REQUIREMENT →
Leave out the pictures and transcribe the rest of the records exactly.

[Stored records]
*-*-*
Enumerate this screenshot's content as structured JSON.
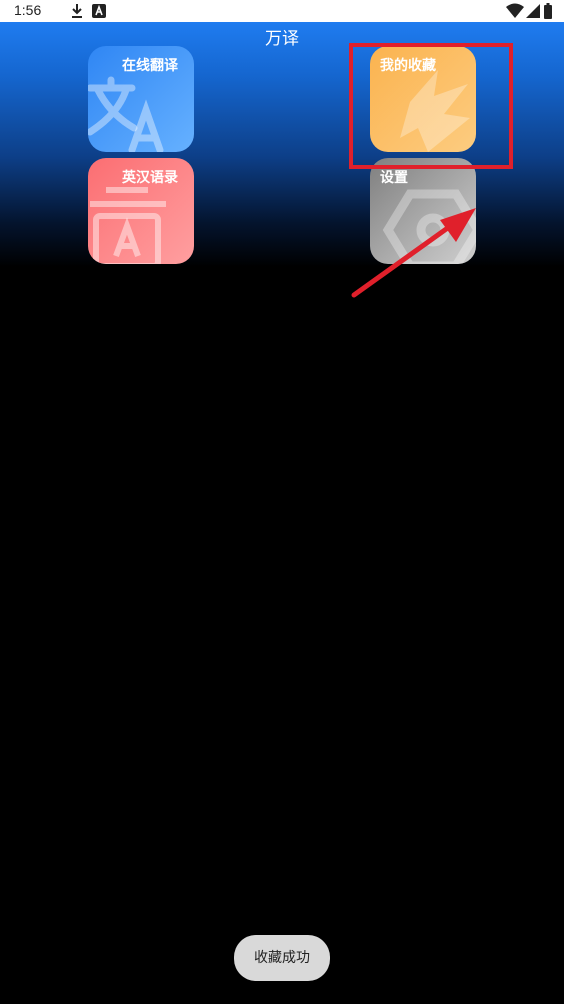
{
  "status_bar": {
    "time": "1:56",
    "icons": [
      "download-icon",
      "font-a-icon",
      "wifi-icon",
      "signal-icon",
      "battery-icon"
    ]
  },
  "app": {
    "title": "万译"
  },
  "tiles": [
    {
      "label": "在线翻译",
      "icon": "translate-icon",
      "color": "#3a8ef7"
    },
    {
      "label": "我的收藏",
      "icon": "bird-star-icon",
      "color": "#fbbb60"
    },
    {
      "label": "英汉语录",
      "icon": "document-a-icon",
      "color": "#fd7b7e"
    },
    {
      "label": "设置",
      "icon": "gear-hex-icon",
      "color": "#9e9e9e"
    }
  ],
  "annotation": {
    "highlight_color": "#e0202b"
  },
  "toast": {
    "text": "收藏成功"
  }
}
*-*-*
WRITTEN RESPONSE →
Enumerate this screenshot's content as structured JSON.
{
  "status_bar": {
    "time": "1:56",
    "icons": [
      "download-icon",
      "font-a-icon",
      "wifi-icon",
      "signal-icon",
      "battery-icon"
    ]
  },
  "app": {
    "title": "万译"
  },
  "tiles": [
    {
      "label": "在线翻译",
      "icon": "translate-icon",
      "color": "#3a8ef7"
    },
    {
      "label": "我的收藏",
      "icon": "bird-star-icon",
      "color": "#fbbb60"
    },
    {
      "label": "英汉语录",
      "icon": "document-a-icon",
      "color": "#fd7b7e"
    },
    {
      "label": "设置",
      "icon": "gear-hex-icon",
      "color": "#9e9e9e"
    }
  ],
  "annotation": {
    "highlight_color": "#e0202b"
  },
  "toast": {
    "text": "收藏成功"
  }
}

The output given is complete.